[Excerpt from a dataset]
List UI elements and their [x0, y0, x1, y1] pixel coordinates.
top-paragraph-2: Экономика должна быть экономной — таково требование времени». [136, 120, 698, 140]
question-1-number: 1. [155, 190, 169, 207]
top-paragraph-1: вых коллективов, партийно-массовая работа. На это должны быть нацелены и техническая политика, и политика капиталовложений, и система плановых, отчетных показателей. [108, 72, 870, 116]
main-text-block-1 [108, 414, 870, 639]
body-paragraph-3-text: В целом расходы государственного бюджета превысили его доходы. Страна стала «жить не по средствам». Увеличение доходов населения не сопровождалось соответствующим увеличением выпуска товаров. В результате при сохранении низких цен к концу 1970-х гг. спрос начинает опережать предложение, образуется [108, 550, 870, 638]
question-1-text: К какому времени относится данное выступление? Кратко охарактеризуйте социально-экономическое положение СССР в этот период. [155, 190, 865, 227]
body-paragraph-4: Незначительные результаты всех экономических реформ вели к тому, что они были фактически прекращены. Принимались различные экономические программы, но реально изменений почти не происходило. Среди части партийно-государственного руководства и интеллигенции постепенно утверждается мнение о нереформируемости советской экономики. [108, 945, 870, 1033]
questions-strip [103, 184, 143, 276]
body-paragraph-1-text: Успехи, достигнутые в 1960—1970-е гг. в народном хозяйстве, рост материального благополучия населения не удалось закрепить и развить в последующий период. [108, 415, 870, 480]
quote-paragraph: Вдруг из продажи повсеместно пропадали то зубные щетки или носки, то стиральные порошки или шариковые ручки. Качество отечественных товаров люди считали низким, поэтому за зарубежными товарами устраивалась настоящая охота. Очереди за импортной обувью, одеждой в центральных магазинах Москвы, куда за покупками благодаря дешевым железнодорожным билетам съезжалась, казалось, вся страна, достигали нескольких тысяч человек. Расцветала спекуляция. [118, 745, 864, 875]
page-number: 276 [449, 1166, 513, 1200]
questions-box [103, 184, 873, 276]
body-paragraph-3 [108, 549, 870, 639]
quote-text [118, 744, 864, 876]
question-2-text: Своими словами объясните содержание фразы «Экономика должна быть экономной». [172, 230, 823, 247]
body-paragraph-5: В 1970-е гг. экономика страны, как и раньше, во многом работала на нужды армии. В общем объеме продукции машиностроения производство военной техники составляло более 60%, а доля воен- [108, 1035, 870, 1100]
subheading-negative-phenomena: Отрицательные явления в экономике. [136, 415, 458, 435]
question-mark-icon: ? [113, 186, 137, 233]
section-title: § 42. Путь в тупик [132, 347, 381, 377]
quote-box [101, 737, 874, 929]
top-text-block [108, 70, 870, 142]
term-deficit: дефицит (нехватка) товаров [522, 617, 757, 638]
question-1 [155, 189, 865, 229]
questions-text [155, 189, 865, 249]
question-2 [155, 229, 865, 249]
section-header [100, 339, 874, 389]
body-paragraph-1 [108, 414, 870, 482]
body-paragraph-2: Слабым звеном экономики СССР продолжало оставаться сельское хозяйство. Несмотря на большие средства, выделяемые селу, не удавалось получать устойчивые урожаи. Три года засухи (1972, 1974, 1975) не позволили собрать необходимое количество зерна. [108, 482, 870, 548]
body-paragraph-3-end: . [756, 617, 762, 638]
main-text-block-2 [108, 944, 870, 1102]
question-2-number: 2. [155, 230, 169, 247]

--

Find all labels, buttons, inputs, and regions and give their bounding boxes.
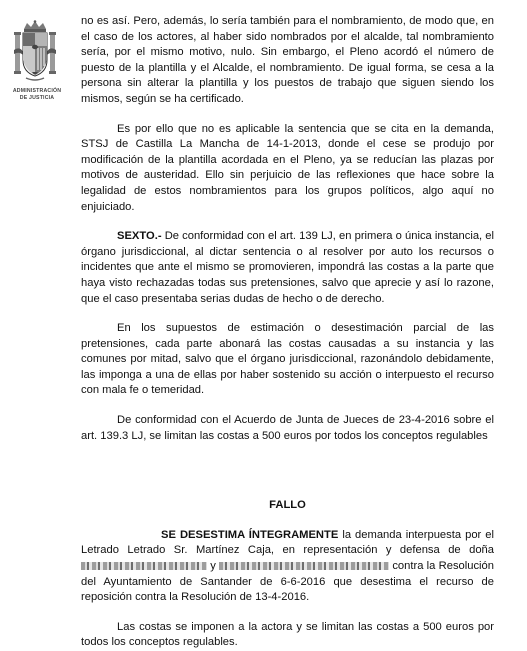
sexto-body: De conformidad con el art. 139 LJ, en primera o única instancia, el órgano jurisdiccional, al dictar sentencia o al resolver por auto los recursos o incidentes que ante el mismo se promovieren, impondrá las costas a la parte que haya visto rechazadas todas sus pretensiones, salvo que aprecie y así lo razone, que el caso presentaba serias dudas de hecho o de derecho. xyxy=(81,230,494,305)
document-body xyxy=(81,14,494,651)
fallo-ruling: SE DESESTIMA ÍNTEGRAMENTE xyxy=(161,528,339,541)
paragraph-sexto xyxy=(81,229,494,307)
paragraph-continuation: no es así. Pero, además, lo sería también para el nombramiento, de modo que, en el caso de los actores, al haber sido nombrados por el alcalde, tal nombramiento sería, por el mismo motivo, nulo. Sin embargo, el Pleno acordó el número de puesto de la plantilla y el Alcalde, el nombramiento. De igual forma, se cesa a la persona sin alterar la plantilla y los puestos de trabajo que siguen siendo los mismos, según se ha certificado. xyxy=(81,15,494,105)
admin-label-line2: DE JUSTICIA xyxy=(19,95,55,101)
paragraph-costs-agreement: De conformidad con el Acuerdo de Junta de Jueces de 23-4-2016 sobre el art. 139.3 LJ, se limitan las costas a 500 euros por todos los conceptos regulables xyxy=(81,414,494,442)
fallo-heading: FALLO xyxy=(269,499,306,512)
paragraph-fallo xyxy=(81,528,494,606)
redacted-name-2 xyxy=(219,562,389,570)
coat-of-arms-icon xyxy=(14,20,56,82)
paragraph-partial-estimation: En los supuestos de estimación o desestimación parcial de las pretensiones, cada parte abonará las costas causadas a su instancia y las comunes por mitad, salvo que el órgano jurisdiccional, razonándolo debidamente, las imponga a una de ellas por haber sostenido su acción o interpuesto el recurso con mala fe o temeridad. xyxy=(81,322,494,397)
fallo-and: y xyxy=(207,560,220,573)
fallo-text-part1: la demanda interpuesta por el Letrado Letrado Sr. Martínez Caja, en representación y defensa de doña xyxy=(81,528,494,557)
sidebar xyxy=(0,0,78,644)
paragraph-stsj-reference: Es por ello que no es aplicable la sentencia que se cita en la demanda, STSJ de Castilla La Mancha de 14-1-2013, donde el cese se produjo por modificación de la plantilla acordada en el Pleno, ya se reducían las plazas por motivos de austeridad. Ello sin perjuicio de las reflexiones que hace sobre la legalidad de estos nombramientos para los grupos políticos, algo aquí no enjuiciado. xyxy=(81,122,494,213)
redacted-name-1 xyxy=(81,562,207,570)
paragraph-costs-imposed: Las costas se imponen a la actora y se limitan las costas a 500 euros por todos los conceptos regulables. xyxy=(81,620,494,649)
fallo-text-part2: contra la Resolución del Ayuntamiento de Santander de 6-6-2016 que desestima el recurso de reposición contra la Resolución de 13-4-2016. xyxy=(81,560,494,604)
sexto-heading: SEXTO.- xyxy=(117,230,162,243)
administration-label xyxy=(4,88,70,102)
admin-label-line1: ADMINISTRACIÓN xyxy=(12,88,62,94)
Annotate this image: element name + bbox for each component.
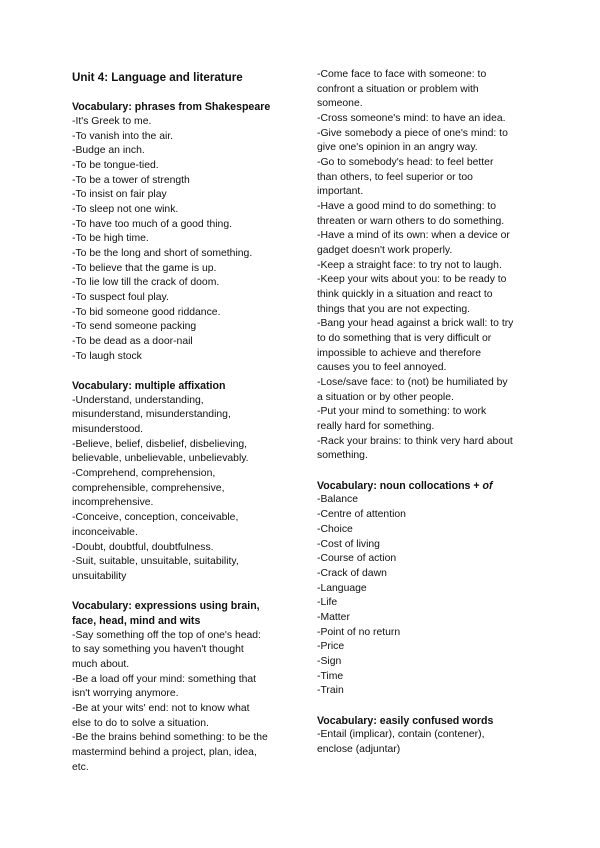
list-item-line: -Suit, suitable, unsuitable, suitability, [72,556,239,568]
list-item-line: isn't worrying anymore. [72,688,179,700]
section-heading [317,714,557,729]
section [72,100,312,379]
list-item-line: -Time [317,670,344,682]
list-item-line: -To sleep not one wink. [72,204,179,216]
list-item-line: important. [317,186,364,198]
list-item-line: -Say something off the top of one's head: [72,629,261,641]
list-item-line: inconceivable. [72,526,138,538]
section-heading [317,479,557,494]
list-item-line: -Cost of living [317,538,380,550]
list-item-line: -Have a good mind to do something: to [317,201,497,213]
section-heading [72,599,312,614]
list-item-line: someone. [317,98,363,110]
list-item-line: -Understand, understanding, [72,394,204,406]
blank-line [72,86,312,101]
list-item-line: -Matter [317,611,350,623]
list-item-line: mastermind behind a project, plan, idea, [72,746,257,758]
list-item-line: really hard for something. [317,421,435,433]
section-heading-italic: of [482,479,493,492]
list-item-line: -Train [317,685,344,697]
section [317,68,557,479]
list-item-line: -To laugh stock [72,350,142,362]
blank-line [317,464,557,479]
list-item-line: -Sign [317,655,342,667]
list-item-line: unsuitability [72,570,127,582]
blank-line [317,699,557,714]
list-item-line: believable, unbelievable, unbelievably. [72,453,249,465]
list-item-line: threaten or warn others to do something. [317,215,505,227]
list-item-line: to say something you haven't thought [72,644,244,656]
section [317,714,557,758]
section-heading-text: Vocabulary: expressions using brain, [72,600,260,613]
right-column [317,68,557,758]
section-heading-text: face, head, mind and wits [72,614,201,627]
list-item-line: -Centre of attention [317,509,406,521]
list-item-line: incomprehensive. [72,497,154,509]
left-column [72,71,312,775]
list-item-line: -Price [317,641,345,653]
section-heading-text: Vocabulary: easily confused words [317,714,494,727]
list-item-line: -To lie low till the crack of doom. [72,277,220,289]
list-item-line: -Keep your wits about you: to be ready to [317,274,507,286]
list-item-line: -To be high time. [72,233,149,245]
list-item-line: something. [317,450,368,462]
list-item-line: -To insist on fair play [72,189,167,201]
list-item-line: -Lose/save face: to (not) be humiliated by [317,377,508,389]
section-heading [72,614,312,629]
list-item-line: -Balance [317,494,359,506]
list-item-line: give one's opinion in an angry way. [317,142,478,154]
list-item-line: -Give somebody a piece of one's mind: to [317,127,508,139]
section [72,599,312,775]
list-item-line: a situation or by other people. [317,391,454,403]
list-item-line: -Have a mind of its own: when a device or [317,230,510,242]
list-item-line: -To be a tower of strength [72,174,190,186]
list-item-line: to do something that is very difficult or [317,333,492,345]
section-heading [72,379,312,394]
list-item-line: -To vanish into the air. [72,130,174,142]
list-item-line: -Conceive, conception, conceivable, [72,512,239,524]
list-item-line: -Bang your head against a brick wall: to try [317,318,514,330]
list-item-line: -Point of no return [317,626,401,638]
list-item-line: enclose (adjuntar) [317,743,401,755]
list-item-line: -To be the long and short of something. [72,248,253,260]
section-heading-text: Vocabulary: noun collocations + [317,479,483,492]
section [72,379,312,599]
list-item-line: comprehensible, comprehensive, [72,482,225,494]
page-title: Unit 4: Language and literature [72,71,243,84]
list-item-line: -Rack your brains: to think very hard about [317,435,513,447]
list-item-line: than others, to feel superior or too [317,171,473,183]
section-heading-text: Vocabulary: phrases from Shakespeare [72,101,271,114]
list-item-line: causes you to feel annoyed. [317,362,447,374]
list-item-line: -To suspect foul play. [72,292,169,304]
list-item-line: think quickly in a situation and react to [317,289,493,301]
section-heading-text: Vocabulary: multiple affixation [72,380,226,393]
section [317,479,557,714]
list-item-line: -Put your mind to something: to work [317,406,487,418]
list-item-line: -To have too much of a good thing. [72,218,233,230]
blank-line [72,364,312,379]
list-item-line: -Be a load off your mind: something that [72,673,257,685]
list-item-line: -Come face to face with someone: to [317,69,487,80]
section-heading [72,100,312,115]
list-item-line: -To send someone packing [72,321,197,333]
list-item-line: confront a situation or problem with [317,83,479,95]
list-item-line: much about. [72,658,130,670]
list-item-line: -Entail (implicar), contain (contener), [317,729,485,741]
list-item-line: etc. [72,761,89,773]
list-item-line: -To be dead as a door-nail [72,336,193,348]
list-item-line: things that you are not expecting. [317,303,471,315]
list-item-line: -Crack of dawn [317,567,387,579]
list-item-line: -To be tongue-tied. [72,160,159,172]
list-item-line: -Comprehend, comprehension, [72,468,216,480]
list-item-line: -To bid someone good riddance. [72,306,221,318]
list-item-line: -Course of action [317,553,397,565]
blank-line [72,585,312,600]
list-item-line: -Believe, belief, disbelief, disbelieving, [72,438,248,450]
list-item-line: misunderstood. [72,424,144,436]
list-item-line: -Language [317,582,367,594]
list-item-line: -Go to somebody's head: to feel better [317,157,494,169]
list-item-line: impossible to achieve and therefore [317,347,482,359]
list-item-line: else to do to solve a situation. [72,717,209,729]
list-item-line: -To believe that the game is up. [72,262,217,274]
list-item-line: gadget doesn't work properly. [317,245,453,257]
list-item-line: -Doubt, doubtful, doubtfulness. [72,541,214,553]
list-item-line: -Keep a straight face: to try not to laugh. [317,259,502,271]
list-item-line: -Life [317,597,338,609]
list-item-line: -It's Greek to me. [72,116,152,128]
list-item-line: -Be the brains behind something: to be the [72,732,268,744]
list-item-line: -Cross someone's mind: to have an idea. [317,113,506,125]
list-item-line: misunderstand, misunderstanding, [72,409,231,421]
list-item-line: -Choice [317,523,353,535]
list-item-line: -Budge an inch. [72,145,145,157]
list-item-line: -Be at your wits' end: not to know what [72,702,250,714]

▸ **OBJECTIVE**
Format the records between the lines holding "sexto-body: De conformidad" and "paragraph-sexto xyxy=(81,229,494,307)", inclusive, as a Markdown table with the columns Row and Line, leaving out blank lines.

▸ **ANSWER BELOW**
| Row | Line |
|---|---|
| 1 | sexto-body: De conformidad con el art. 139 LJ, en primera o única instancia, el órgano jurisdiccional, al dictar sentencia o al resolver por auto los recursos o incidentes que ante el mismo se promovieren, impondrá las costas a la parte que haya visto rechazadas todas sus pretensiones, salvo que aprecie y así lo razone, que el caso presentaba serias dudas de hecho o de derecho. xyxy=(81,230,494,305) |
| 2 | document-body xyxy=(81,14,494,651) |
| 3 | fallo-ruling: SE DESESTIMA ÍNTEGRAMENTE xyxy=(161,528,339,541) |
| 4 | paragraph-sexto xyxy=(81,229,494,307) |